WHAT IS EXPECTED
With the pictures omitted, write out the entries that follow exactly as they stand.

..........

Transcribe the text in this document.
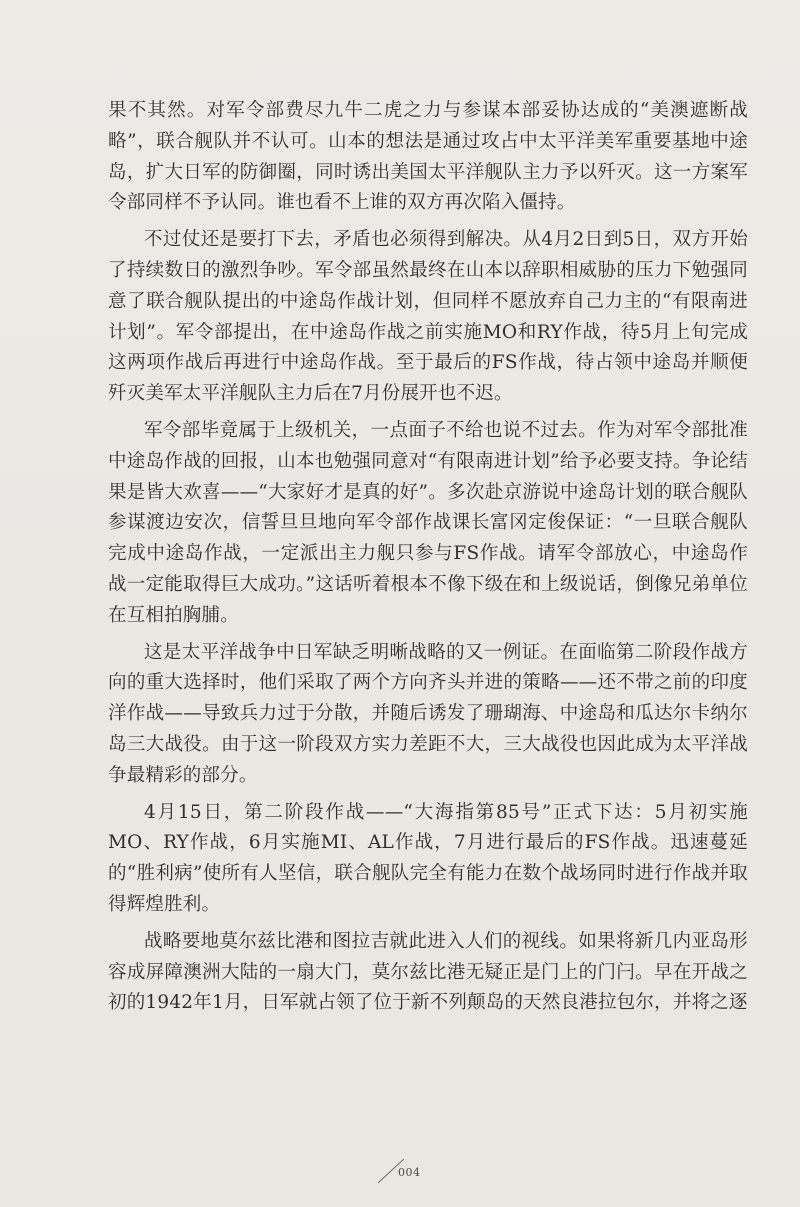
果不其然。对军令部费尽九牛二虎之力与参谋本部妥协达成的“美澳遮断战略”，联合舰队并不认可。山本的想法是通过攻占中太平洋美军重要基地中途岛，扩大日军的防御圈，同时诱出美国太平洋舰队主力予以歼灭。这一方案军令部同样不予认同。谁也看不上谁的双方再次陷入僵持。

不过仗还是要打下去，矛盾也必须得到解决。从4月2日到5日，双方开始了持续数日的激烈争吵。军令部虽然最终在山本以辞职相威胁的压力下勉强同意了联合舰队提出的中途岛作战计划，但同样不愿放弃自己力主的“有限南进计划”。军令部提出，在中途岛作战之前实施MO和RY作战，待5月上旬完成这两项作战后再进行中途岛作战。至于最后的FS作战，待占领中途岛并顺便歼灭美军太平洋舰队主力后在7月份展开也不迟。

军令部毕竟属于上级机关，一点面子不给也说不过去。作为对军令部批准中途岛作战的回报，山本也勉强同意对“有限南进计划”给予必要支持。争论结果是皆大欢喜——“大家好才是真的好”。多次赴京游说中途岛计划的联合舰队参谋渡边安次，信誓旦旦地向军令部作战课长富冈定俊保证：“一旦联合舰队完成中途岛作战，一定派出主力舰只参与FS作战。请军令部放心，中途岛作战一定能取得巨大成功。”这话听着根本不像下级在和上级说话，倒像兄弟单位在互相拍胸脯。

这是太平洋战争中日军缺乏明晰战略的又一例证。在面临第二阶段作战方向的重大选择时，他们采取了两个方向齐头并进的策略——还不带之前的印度洋作战——导致兵力过于分散，并随后诱发了珊瑚海、中途岛和瓜达尔卡纳尔岛三大战役。由于这一阶段双方实力差距不大，三大战役也因此成为太平洋战争最精彩的部分。

4月15日，第二阶段作战——“大海指第85号”正式下达：5月初实施MO、RY作战，6月实施MI、AL作战，7月进行最后的FS作战。迅速蔓延的“胜利病”使所有人坚信，联合舰队完全有能力在数个战场同时进行作战并取得辉煌胜利。

战略要地莫尔兹比港和图拉吉就此进入人们的视线。如果将新几内亚岛形容成屏障澳洲大陆的一扇大门，莫尔兹比港无疑正是门上的门闩。早在开战之初的1942年1月，日军就占领了位于新不列颠岛的天然良港拉包尔，并将之逐

004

..........

TASK RESULT
Transcribe the text in this document.
果不其然。对军令部费尽九牛二虎之力与参谋本部妥协达成的“美澳遮断战略”，联合舰队并不认可。山本的想法是通过攻占中太平洋美军重要基地中途岛，扩大日军的防御圈，同时诱出美国太平洋舰队主力予以歼灭。这一方案军令部同样不予认同。谁也看不上谁的双方再次陷入僵持。

不过仗还是要打下去，矛盾也必须得到解决。从4月2日到5日，双方开始了持续数日的激烈争吵。军令部虽然最终在山本以辞职相威胁的压力下勉强同意了联合舰队提出的中途岛作战计划，但同样不愿放弃自己力主的“有限南进计划”。军令部提出，在中途岛作战之前实施MO和RY作战，待5月上旬完成这两项作战后再进行中途岛作战。至于最后的FS作战，待占领中途岛并顺便歼灭美军太平洋舰队主力后在7月份展开也不迟。

军令部毕竟属于上级机关，一点面子不给也说不过去。作为对军令部批准中途岛作战的回报，山本也勉强同意对“有限南进计划”给予必要支持。争论结果是皆大欢喜——“大家好才是真的好”。多次赴京游说中途岛计划的联合舰队参谋渡边安次，信誓旦旦地向军令部作战课长富冈定俊保证：“一旦联合舰队完成中途岛作战，一定派出主力舰只参与FS作战。请军令部放心，中途岛作战一定能取得巨大成功。”这话听着根本不像下级在和上级说话，倒像兄弟单位在互相拍胸脯。

这是太平洋战争中日军缺乏明晰战略的又一例证。在面临第二阶段作战方向的重大选择时，他们采取了两个方向齐头并进的策略——还不带之前的印度洋作战——导致兵力过于分散，并随后诱发了珊瑚海、中途岛和瓜达尔卡纳尔岛三大战役。由于这一阶段双方实力差距不大，三大战役也因此成为太平洋战争最精彩的部分。

4月15日，第二阶段作战——“大海指第85号”正式下达：5月初实施MO、RY作战，6月实施MI、AL作战，7月进行最后的FS作战。迅速蔓延的“胜利病”使所有人坚信，联合舰队完全有能力在数个战场同时进行作战并取得辉煌胜利。

战略要地莫尔兹比港和图拉吉就此进入人们的视线。如果将新几内亚岛形容成屏障澳洲大陆的一扇大门，莫尔兹比港无疑正是门上的门闩。早在开战之初的1942年1月，日军就占领了位于新不列颠岛的天然良港拉包尔，并将之逐

004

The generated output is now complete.